§ Task details
Look through the records below and collect all lines that hold the string "xlabel".

Collected data
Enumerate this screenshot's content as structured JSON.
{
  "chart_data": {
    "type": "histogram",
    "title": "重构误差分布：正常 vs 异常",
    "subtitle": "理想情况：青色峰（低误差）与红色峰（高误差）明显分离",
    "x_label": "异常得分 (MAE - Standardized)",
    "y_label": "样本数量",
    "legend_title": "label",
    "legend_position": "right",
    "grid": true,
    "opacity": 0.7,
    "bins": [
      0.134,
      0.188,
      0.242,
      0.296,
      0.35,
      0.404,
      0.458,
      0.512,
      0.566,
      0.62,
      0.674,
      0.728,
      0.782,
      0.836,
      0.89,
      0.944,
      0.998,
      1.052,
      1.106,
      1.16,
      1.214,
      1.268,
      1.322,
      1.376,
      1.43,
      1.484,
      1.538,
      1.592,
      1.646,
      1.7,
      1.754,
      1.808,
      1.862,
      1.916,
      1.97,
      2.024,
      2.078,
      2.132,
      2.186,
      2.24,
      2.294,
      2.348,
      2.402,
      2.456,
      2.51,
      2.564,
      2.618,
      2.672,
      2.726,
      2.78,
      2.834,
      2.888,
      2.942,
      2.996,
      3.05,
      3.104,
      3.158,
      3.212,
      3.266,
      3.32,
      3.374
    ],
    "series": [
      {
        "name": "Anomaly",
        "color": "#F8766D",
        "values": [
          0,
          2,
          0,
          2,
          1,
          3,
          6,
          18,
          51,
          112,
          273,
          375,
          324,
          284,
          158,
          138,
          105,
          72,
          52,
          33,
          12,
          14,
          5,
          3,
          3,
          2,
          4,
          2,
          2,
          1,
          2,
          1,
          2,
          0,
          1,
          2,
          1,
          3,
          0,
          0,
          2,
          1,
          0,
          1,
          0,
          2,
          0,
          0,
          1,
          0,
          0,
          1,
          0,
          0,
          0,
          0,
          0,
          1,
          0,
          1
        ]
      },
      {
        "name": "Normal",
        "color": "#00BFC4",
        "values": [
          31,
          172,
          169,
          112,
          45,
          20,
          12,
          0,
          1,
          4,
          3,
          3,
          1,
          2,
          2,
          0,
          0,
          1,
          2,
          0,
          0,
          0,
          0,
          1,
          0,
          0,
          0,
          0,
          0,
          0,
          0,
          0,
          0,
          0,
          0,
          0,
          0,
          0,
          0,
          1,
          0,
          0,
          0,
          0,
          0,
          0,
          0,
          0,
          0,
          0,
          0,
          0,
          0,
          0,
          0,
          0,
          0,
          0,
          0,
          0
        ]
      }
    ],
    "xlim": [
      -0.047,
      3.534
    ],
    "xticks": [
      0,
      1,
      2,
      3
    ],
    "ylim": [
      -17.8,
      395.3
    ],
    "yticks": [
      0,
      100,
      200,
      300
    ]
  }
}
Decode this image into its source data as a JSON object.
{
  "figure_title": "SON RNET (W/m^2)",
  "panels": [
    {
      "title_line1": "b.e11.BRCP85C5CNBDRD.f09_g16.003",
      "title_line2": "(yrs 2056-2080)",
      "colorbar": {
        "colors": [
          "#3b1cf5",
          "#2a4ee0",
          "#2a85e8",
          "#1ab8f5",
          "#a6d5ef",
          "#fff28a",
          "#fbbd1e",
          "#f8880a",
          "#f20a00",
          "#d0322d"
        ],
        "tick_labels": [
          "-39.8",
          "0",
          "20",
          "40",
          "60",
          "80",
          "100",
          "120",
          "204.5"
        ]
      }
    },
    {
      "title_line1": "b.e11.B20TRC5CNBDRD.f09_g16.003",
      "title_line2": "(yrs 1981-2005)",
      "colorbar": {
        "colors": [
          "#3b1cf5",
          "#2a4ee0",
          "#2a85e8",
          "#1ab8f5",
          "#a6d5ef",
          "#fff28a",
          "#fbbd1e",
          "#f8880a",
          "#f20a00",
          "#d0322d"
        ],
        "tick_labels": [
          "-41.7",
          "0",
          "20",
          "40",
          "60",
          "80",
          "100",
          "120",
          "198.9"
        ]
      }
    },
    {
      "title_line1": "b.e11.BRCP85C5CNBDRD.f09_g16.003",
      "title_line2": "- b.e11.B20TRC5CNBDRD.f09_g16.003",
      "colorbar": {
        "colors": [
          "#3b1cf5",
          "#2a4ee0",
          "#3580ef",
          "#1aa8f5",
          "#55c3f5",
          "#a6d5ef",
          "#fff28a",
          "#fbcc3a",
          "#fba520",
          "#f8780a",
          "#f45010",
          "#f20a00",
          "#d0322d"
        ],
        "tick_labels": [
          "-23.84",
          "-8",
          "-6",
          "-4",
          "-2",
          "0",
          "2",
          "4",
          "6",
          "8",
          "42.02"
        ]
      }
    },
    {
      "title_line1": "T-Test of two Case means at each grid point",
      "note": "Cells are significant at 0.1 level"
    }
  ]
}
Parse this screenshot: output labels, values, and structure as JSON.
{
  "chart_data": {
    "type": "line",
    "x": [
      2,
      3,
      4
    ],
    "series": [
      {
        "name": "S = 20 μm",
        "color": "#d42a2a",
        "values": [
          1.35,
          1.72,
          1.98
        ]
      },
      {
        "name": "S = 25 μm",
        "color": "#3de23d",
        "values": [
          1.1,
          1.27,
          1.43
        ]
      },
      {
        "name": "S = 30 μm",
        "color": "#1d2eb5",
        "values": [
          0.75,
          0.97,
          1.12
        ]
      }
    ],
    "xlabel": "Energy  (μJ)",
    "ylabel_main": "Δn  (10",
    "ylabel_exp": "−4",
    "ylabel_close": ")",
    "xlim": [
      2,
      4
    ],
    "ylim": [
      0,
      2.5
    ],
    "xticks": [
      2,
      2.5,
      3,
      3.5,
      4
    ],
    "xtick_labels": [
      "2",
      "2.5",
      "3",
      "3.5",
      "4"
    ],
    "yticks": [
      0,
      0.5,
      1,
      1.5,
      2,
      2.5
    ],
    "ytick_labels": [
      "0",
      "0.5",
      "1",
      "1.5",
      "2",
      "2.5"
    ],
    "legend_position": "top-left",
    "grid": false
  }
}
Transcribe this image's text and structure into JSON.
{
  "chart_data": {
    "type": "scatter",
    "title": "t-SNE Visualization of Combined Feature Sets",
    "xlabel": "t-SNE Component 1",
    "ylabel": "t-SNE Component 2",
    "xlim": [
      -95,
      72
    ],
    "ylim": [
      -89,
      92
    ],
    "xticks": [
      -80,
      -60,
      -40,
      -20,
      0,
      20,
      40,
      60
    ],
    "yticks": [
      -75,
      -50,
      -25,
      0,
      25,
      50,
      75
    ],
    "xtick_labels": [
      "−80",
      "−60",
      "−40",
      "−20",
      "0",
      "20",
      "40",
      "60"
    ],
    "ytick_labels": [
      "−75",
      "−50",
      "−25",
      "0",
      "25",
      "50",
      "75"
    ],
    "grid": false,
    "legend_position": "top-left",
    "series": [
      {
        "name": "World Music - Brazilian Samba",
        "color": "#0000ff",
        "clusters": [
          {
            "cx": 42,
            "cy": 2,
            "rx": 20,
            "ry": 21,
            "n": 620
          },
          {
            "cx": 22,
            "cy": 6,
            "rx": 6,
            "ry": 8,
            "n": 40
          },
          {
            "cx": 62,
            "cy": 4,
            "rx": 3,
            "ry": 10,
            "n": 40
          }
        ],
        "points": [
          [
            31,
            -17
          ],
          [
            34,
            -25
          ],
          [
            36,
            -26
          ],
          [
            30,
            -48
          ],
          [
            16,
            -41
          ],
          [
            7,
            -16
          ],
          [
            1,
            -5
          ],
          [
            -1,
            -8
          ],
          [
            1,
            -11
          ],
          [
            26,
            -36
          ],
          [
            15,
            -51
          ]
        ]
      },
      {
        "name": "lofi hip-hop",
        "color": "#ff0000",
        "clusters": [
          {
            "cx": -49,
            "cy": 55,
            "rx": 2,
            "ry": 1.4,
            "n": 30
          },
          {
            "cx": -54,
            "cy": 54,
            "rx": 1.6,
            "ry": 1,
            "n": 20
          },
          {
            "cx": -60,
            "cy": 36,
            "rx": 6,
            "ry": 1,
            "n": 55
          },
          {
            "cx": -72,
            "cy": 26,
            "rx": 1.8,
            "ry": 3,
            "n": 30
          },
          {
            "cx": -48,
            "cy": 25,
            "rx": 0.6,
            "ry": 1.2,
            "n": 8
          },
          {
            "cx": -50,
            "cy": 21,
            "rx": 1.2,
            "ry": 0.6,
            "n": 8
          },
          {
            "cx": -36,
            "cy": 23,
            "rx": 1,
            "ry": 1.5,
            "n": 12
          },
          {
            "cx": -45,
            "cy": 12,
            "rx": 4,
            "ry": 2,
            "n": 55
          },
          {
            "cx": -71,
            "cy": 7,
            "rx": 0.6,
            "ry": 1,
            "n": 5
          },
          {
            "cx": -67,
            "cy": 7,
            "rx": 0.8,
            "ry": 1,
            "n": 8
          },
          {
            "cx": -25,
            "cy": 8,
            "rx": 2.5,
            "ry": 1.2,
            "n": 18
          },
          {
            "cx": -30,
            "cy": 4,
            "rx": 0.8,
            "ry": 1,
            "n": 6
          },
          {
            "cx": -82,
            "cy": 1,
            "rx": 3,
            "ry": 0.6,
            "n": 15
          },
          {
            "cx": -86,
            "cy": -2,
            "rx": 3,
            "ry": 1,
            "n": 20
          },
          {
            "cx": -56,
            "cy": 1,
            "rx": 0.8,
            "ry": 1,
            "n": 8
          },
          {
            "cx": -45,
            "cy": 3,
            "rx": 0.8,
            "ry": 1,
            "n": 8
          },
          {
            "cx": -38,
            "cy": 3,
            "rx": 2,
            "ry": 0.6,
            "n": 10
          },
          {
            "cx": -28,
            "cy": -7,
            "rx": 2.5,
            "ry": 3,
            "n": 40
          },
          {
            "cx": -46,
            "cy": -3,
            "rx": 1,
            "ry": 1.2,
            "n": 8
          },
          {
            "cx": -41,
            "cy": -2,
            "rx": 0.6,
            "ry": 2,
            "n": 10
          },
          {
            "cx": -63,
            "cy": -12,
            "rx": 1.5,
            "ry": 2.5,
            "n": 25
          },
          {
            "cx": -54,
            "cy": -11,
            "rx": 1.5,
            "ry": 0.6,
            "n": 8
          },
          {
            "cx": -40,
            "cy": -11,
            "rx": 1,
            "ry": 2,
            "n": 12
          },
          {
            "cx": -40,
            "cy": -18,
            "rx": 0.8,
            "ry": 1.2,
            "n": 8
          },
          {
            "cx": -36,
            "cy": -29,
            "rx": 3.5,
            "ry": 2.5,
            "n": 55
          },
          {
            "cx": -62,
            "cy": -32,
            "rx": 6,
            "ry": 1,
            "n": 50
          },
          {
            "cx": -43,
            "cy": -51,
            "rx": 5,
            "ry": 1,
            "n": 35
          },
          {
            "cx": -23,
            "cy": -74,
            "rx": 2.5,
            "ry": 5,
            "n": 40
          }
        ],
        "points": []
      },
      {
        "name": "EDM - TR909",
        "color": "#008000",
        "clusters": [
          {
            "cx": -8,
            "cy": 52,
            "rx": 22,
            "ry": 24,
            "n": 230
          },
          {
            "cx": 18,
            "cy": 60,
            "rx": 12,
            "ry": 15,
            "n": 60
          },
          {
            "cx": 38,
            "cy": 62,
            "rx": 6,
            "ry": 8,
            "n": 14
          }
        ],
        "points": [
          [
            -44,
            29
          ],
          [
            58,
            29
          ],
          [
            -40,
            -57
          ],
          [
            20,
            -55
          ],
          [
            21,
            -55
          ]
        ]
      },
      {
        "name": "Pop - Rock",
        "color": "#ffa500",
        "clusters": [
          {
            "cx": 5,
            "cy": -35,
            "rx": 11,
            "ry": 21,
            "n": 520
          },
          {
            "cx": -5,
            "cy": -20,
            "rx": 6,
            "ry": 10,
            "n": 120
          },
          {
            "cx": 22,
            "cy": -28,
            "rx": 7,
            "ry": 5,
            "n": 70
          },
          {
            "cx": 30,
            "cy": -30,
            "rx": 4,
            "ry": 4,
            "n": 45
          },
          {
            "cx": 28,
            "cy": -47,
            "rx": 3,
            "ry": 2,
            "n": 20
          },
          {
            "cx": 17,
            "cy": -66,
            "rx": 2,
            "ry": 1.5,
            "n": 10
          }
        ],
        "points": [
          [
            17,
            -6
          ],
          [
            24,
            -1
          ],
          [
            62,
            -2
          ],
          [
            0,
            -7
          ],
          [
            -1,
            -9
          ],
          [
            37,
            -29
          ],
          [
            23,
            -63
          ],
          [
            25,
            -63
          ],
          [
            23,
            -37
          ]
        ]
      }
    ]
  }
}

§ Result of the exercise
    "xlabel": "Energy  (μJ)",
    "xlabel": "t-SNE Component 1",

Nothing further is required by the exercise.